● AIM OF THE TASK
Which lines of the records contain "picker"? Collect every one of them.

===== DATASET EXTRACT =====

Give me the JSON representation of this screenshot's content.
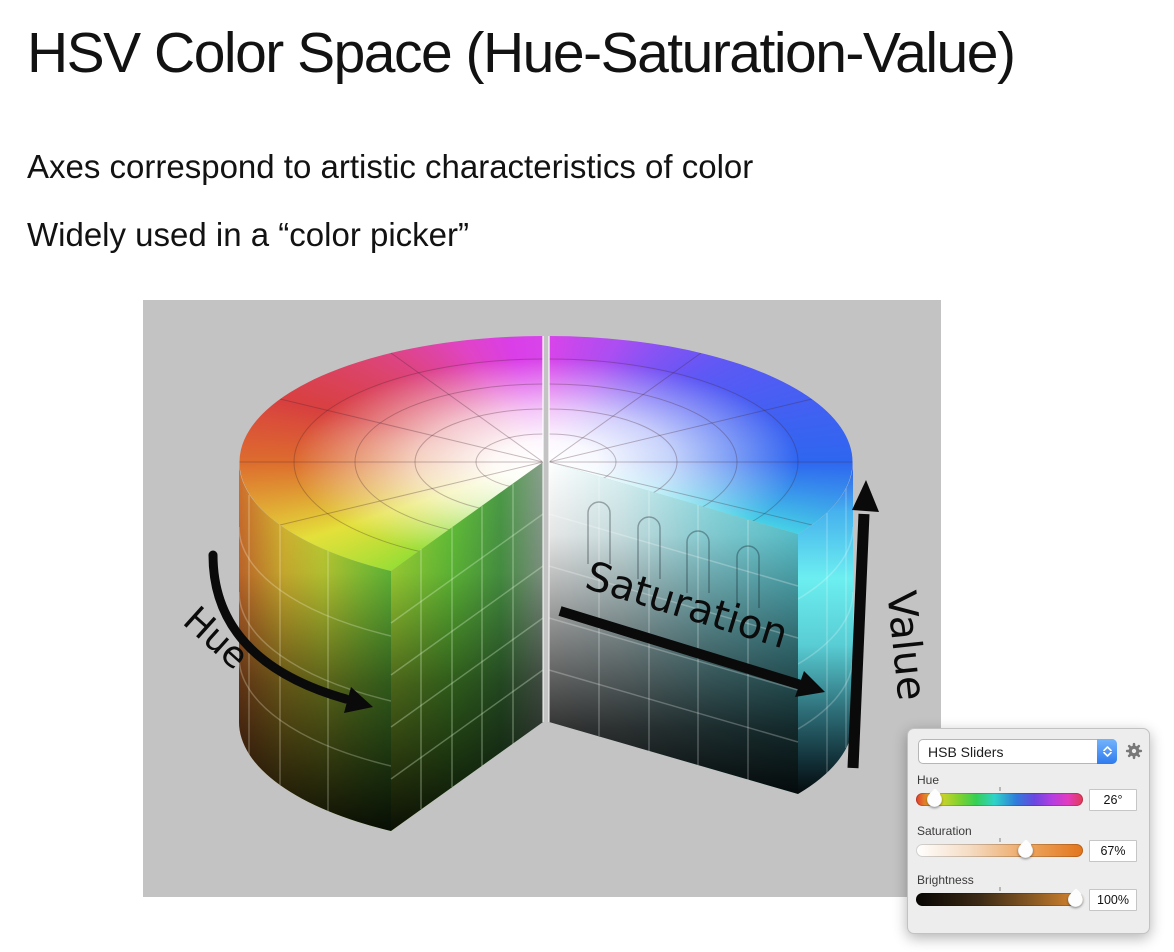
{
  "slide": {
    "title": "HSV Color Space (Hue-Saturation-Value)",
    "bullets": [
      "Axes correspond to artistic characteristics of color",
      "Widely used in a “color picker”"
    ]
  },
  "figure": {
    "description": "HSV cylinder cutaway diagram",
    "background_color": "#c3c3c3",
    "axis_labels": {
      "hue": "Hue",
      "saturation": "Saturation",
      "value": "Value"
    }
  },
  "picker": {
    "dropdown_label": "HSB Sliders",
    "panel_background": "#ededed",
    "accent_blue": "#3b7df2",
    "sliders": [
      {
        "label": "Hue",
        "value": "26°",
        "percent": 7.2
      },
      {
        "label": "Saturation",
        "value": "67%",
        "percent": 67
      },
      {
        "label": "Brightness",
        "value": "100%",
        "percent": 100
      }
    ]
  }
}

=====

● TASK SOLUTION
      "Widely used in a “color picker”"
  "picker": {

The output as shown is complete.